(Record excerpts):

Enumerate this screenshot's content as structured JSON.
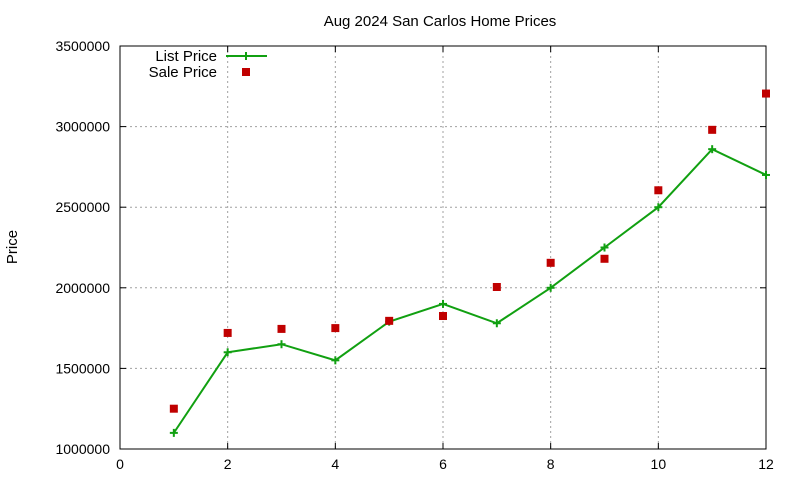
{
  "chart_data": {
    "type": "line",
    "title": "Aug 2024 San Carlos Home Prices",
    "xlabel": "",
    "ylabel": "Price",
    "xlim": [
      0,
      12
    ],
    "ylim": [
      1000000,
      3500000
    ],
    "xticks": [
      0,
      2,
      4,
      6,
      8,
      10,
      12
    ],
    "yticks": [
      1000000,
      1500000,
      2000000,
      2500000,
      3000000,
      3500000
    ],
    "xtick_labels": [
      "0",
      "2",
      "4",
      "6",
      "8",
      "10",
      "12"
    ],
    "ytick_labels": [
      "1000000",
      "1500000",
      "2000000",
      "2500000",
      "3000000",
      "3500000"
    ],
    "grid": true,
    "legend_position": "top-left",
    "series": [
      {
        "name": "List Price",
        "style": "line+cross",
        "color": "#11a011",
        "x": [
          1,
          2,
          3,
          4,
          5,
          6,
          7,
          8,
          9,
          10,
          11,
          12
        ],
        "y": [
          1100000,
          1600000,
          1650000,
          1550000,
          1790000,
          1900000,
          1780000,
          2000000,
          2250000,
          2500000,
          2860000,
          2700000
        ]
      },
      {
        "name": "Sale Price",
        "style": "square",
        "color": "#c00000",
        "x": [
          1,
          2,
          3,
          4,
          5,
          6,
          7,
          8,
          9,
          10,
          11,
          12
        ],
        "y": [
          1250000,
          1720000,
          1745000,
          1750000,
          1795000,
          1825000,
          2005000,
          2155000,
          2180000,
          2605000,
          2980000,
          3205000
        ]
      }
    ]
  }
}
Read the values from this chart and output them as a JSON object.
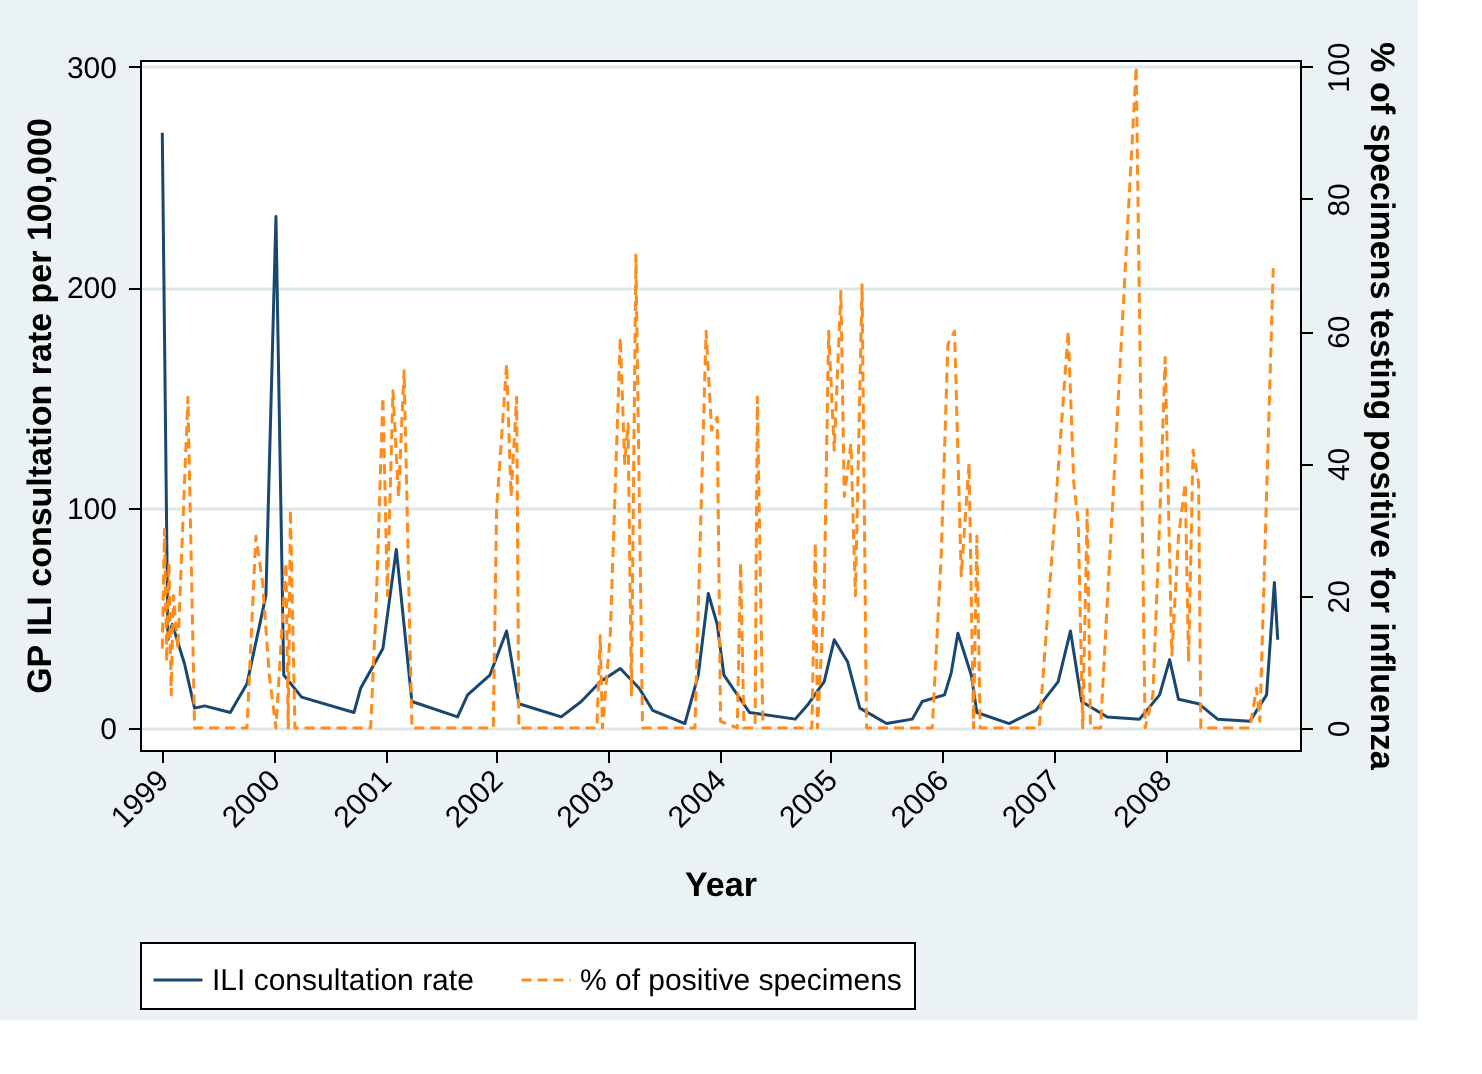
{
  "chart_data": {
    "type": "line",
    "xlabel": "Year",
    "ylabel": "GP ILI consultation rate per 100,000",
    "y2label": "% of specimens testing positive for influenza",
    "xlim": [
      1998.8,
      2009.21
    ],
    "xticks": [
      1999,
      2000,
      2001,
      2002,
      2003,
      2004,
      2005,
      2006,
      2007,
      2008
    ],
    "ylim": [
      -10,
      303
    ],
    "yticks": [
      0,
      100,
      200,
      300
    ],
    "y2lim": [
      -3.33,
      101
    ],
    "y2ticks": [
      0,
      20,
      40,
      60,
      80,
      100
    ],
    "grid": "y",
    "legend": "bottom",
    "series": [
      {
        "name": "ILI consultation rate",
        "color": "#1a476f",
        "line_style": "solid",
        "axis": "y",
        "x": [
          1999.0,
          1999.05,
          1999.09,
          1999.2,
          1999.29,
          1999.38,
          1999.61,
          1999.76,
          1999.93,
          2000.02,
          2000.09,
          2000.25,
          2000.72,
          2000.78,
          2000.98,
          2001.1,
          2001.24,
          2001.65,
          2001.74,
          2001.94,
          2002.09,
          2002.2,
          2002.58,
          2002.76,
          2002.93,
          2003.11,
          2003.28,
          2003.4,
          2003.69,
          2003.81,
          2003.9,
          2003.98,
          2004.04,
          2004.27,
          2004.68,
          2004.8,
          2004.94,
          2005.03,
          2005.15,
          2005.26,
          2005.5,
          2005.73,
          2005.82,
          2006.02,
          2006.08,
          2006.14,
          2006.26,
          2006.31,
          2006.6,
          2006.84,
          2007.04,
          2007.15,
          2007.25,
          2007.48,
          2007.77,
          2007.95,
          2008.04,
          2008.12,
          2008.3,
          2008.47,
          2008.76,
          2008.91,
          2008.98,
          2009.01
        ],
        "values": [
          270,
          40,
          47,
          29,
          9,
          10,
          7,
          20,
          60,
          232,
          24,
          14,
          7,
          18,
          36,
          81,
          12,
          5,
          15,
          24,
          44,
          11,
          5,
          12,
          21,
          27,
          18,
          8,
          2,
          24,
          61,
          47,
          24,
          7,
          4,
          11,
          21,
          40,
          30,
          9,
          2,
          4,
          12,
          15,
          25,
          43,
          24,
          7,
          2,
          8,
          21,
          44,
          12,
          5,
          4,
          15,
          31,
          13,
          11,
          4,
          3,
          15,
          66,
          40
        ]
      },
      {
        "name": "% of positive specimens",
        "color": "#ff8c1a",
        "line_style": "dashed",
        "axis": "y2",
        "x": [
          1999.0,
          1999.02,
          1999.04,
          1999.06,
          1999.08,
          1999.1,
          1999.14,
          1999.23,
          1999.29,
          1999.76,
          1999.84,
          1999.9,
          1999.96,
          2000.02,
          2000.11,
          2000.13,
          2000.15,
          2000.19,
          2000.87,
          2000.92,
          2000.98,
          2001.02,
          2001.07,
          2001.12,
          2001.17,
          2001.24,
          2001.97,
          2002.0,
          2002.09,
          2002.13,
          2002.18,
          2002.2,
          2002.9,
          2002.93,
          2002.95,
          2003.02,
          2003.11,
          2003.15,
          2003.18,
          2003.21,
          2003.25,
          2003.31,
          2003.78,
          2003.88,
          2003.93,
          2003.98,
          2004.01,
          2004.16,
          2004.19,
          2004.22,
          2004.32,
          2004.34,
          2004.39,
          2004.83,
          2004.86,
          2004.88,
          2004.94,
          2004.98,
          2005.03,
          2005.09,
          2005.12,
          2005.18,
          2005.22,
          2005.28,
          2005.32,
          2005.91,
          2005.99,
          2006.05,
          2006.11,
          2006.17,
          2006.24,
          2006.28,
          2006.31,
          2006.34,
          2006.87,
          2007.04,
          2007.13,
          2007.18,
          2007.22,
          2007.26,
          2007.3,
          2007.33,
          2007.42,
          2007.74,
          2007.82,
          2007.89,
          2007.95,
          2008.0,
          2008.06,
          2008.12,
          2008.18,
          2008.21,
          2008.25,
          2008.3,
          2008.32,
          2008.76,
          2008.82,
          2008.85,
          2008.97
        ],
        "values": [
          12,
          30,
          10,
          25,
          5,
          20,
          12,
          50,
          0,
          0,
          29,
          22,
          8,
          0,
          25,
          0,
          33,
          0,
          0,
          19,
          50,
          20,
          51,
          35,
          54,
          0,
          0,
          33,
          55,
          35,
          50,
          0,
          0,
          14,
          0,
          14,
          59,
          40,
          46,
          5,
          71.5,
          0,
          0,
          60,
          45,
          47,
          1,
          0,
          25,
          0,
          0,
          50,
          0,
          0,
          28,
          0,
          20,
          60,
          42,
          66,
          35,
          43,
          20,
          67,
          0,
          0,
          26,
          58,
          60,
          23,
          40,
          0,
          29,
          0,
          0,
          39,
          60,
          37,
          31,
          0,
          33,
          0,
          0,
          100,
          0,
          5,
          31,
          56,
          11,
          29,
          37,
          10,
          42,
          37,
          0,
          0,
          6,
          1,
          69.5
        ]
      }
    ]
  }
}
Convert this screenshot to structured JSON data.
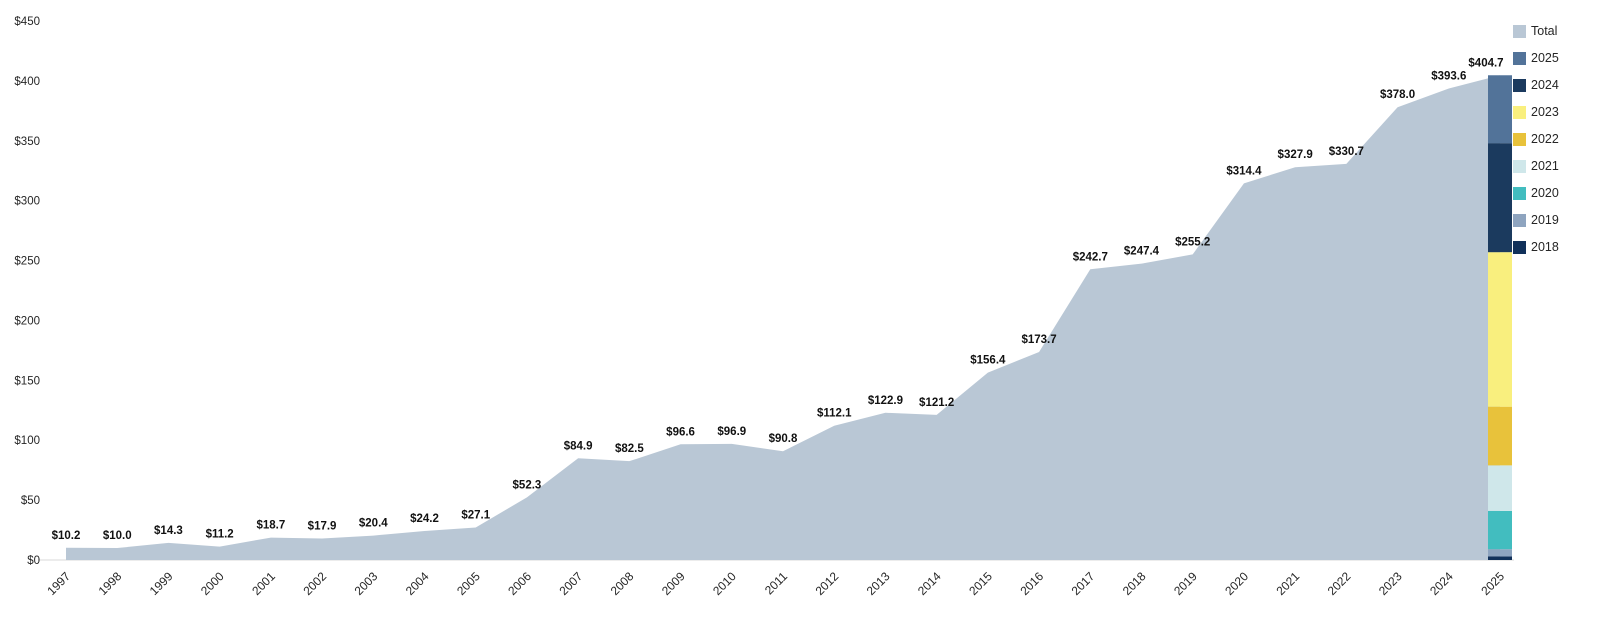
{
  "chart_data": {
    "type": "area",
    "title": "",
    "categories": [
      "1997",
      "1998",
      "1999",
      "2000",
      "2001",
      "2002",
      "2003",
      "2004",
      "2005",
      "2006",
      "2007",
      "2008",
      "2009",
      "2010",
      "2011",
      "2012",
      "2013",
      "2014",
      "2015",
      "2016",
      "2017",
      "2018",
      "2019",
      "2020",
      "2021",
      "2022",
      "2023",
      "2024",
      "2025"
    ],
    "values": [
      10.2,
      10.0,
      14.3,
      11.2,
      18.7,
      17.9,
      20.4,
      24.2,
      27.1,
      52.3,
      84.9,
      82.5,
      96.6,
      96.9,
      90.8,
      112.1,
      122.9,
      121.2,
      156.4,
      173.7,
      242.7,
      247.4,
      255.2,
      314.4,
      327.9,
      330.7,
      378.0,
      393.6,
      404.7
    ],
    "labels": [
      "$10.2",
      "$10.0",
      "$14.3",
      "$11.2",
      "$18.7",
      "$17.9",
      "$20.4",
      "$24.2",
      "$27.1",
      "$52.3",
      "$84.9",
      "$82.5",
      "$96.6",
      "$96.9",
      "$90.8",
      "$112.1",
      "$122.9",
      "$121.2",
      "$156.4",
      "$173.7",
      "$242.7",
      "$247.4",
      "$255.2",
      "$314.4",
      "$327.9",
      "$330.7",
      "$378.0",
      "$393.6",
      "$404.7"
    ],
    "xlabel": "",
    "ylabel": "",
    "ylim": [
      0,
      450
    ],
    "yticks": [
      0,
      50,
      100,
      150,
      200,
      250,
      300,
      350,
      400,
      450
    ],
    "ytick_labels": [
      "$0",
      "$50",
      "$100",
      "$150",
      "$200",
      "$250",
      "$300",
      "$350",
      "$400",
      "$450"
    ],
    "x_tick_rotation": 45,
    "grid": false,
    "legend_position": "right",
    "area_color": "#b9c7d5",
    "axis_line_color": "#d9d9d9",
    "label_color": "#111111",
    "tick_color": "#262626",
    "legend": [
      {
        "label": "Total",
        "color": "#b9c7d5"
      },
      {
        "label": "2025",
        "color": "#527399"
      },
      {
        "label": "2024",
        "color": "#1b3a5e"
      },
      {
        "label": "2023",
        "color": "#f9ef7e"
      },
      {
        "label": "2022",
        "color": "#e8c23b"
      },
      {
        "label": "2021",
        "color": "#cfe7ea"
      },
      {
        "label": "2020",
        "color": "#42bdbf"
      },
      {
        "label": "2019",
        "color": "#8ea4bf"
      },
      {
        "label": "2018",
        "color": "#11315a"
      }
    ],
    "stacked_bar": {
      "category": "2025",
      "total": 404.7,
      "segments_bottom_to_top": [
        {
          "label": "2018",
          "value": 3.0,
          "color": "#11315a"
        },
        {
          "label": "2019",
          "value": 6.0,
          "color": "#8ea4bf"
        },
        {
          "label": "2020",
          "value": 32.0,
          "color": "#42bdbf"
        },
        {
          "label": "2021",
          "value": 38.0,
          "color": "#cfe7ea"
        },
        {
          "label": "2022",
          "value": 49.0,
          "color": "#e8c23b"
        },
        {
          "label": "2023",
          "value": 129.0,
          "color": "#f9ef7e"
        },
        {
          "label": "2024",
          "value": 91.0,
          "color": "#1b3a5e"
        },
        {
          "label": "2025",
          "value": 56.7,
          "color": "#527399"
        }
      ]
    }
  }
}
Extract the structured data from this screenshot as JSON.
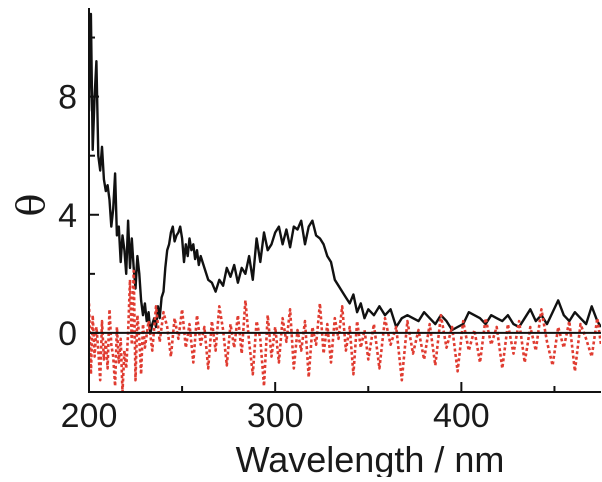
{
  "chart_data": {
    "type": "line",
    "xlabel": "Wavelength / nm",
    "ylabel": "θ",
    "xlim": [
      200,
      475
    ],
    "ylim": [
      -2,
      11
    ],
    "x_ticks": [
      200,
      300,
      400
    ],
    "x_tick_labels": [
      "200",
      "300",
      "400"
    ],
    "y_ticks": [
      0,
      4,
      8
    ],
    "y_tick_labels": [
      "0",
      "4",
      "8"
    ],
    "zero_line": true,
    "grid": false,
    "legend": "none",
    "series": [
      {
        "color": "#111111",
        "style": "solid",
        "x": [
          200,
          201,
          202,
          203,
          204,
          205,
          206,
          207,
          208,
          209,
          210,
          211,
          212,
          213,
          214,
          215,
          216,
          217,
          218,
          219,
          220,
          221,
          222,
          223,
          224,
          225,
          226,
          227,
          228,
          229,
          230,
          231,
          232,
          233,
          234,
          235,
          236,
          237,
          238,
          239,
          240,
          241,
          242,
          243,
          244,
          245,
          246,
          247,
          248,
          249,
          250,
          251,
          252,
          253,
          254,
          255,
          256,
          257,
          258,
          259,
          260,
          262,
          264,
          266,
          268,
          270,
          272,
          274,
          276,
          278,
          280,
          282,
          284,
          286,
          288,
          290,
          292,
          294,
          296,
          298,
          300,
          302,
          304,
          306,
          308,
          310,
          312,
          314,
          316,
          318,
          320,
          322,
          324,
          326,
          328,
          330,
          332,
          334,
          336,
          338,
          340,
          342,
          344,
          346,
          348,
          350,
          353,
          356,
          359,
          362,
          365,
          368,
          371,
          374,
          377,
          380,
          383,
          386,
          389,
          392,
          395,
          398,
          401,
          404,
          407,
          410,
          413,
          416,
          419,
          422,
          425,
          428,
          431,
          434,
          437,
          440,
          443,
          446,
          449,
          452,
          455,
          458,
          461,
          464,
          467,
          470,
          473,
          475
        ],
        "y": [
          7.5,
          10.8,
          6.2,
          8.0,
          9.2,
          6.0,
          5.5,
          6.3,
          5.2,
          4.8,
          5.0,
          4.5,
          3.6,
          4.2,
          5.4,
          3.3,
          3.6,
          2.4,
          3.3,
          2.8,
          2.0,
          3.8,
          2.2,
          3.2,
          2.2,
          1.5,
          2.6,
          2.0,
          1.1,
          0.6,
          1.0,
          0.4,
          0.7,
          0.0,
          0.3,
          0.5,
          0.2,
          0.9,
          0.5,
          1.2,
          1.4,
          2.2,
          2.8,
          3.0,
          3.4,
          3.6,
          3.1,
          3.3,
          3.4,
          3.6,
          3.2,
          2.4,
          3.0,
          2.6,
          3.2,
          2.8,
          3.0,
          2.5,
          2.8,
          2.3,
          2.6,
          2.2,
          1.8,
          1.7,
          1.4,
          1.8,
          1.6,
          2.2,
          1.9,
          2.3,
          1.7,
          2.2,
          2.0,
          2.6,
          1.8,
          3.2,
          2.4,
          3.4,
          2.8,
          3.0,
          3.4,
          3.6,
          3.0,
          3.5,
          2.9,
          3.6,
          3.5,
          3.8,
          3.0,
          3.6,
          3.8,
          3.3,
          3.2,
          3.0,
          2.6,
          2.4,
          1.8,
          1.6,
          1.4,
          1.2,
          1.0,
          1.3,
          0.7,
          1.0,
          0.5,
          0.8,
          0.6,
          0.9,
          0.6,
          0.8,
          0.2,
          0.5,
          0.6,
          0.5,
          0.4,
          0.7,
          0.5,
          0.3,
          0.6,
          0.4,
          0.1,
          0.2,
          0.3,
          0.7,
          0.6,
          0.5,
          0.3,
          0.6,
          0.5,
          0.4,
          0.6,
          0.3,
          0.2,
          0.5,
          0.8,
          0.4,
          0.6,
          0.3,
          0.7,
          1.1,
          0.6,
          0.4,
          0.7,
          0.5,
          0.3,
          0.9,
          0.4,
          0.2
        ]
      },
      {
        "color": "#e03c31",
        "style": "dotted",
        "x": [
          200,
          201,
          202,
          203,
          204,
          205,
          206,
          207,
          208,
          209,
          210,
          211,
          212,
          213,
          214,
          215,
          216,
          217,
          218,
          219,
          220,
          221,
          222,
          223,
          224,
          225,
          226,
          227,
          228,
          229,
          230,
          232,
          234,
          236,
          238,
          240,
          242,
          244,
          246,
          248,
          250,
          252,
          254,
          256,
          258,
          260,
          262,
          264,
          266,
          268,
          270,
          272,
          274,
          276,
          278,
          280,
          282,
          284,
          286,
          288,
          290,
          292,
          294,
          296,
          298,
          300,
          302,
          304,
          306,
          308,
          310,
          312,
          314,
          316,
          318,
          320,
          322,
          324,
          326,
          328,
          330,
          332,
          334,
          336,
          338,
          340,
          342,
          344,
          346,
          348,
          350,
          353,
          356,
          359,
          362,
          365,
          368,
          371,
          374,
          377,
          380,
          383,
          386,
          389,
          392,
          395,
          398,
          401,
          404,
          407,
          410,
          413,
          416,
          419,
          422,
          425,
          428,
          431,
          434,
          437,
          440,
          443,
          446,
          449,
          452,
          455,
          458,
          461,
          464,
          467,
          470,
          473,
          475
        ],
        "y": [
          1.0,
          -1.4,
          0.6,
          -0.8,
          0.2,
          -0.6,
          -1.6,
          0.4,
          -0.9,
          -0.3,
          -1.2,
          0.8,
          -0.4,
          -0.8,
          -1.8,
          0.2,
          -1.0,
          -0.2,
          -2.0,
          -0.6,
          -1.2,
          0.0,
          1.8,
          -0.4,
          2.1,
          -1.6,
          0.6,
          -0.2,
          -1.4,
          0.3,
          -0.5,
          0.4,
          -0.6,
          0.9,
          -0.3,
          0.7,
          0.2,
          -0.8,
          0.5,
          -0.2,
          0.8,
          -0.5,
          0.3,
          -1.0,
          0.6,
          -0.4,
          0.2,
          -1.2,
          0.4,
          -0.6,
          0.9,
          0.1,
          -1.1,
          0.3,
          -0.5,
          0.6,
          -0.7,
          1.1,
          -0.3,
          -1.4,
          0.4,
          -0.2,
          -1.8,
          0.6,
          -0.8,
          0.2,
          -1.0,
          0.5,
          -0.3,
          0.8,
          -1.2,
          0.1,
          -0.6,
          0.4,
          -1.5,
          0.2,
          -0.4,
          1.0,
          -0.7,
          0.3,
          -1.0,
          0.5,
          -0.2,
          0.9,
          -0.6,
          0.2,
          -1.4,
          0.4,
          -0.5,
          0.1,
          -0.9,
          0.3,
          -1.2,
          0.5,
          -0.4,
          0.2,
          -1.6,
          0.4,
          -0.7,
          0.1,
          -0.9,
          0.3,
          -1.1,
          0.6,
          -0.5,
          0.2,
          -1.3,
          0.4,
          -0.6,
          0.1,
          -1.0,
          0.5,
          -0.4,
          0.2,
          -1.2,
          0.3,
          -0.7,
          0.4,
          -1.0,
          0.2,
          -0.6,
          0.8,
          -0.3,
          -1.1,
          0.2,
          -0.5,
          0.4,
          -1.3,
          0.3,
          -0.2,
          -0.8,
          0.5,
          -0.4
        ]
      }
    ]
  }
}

(Set task):
Go through the material above and count the lines that contain "structured"; answer with the number alone.

(Full response):
3